_Exercise directions_. Format the data below as a JSON list of strings, with one string for each line and any blank lines left out.

_Provided records_.
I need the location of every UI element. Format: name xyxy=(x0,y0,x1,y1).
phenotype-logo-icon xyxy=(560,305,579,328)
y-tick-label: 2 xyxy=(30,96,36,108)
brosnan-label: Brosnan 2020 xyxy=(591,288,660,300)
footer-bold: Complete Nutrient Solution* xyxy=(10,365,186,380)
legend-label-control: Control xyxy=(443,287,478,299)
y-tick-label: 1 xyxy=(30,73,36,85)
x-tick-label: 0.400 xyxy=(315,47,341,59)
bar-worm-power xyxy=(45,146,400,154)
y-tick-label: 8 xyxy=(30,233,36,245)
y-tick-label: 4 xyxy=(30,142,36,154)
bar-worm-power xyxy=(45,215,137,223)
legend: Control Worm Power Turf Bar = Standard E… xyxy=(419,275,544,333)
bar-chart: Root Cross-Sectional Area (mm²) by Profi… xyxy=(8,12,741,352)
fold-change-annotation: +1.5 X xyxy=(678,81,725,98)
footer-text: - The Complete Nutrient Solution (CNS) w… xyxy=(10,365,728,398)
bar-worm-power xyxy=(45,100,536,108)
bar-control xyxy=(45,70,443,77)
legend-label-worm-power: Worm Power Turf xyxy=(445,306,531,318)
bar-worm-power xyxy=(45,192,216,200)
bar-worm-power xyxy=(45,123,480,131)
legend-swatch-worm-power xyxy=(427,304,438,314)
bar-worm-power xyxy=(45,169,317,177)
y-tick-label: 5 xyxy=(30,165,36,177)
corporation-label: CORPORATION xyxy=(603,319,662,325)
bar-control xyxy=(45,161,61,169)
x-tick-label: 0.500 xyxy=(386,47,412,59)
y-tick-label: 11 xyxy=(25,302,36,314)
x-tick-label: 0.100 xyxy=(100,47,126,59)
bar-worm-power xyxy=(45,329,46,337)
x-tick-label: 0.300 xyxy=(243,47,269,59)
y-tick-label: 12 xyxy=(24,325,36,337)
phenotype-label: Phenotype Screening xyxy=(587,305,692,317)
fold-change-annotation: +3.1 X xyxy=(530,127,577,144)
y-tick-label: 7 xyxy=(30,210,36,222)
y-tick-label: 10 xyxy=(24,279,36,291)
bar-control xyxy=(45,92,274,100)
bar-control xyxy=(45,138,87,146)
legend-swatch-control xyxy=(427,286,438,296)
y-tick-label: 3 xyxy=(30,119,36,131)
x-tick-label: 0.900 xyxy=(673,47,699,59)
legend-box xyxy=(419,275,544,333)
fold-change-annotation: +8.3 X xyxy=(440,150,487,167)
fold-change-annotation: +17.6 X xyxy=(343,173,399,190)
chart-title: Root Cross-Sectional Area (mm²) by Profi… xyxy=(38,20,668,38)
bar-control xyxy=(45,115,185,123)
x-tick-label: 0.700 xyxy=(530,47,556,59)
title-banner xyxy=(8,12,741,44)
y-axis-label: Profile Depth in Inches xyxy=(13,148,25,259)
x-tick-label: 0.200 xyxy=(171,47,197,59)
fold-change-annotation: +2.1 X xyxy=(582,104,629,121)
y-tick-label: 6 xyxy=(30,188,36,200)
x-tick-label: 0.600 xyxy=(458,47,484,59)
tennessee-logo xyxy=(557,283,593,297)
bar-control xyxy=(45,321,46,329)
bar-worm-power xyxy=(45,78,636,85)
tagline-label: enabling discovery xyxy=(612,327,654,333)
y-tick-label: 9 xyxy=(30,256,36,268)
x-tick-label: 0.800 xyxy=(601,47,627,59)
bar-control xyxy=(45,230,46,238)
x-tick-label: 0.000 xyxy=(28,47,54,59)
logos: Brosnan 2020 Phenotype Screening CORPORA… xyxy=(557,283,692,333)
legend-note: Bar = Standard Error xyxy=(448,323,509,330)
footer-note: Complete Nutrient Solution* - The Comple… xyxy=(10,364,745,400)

_Written response_.
[
  "I need the location of every UI element. Format: name xyxy=(x0,y0,x1,y1).",
  "phenotype-logo-icon xyxy=(560,305,579,328)",
  "y-tick-label: 2 xyxy=(30,96,36,108)",
  "brosnan-label: Brosnan 2020 xyxy=(591,288,660,300)",
  "footer-bold: Complete Nutrient Solution* xyxy=(10,365,186,380)",
  "legend-label-control: Control xyxy=(443,287,478,299)",
  "y-tick-label: 1 xyxy=(30,73,36,85)",
  "x-tick-label: 0.400 xyxy=(315,47,341,59)",
  "bar-worm-power xyxy=(45,146,400,154)",
  "y-tick-label: 8 xyxy=(30,233,36,245)",
  "y-tick-label: 4 xyxy=(30,142,36,154)",
  "bar-worm-power xyxy=(45,215,137,223)",
  "legend: Control Worm Power Turf Bar = Standard E… xyxy=(419,275,544,333)",
  "bar-chart: Root Cross-Sectional Area (mm²) by Profi… xyxy=(8,12,741,352)",
  "fold-change-annotation: +1.5 X xyxy=(678,81,725,98)",
  "footer-text: - The Complete Nutrient Solution (CNS) w… xyxy=(10,365,728,398)",
  "bar-worm-power xyxy=(45,100,536,108)",
  "bar-control xyxy=(45,70,443,77)",
  "legend-label-worm-power: Worm Power Turf xyxy=(445,306,531,318)",
  "bar-worm-power xyxy=(45,192,216,200)",
  "bar-worm-power xyxy=(45,123,480,131)",
  "legend-swatch-worm-power xyxy=(427,304,438,314)",
  "bar-worm-power xyxy=(45,169,317,177)",
  "y-tick-label: 5 xyxy=(30,165,36,177)",
  "corporation-label: CORPORATION xyxy=(603,319,662,325)",
  "bar-control xyxy=(45,161,61,169)",
  "x-tick-label: 0.500 xyxy=(386,47,412,59)",
  "y-tick-label: 11 xyxy=(25,302,36,314)",
  "x-tick-label: 0.100 xyxy=(100,47,126,59)",
  "bar-worm-power xyxy=(45,329,46,337)",
  "x-tick-label: 0.300 xyxy=(243,47,269,59)",
  "y-tick-label: 12 xyxy=(24,325,36,337)",
  "phenotype-label: Phenotype Screening xyxy=(587,305,692,317)",
  "fold-change-annotation: +3.1 X xyxy=(530,127,577,144)",
  "y-tick-label: 7 xyxy=(30,210,36,222)",
  "y-tick-label: 10 xyxy=(24,279,36,291)",
  "bar-control xyxy=(45,92,274,100)",
  "bar-control xyxy=(45,138,87,146)",
  "legend-swatch-control xyxy=(427,286,438,296)",
  "y-tick-label: 3 xyxy=(30,119,36,131)",
  "x-tick-label: 0.900 xyxy=(673,47,699,59)",
  "legend-box xyxy=(419,275,544,333)",
  "fold-change-annotation: +8.3 X xyxy=(440,150,487,167)",
  "fold-change-annotation: +17.6 X xyxy=(343,173,399,190)",
  "chart-title: Root Cross-Sectional Area (mm²) by Profi… xyxy=(38,20,668,38)",
  "bar-control xyxy=(45,115,185,123)",
  "x-tick-label: 0.700 xyxy=(530,47,556,59)",
  "title-banner xyxy=(8,12,741,44)",
  "y-axis-label: Profile Depth in Inches xyxy=(13,148,25,259)",
  "x-tick-label: 0.200 xyxy=(171,47,197,59)",
  "fold-change-annotation: +2.1 X xyxy=(582,104,629,121)",
  "y-tick-label: 6 xyxy=(30,188,36,200)",
  "x-tick-label: 0.600 xyxy=(458,47,484,59)",
  "tennessee-logo xyxy=(557,283,593,297)",
  "bar-control xyxy=(45,321,46,329)",
  "bar-worm-power xyxy=(45,78,636,85)",
  "tagline-label: enabling discovery xyxy=(612,327,654,333)",
  "y-tick-label: 9 xyxy=(30,256,36,268)",
  "x-tick-label: 0.800 xyxy=(601,47,627,59)",
  "bar-control xyxy=(45,230,46,238)",
  "x-tick-label: 0.000 xyxy=(28,47,54,59)",
  "logos: Brosnan 2020 Phenotype Screening CORPORA… xyxy=(557,283,692,333)",
  "legend-note: Bar = Standard Error xyxy=(448,323,509,330)",
  "footer-note: Complete Nutrient Solution* - The Comple… xyxy=(10,364,745,400)"
]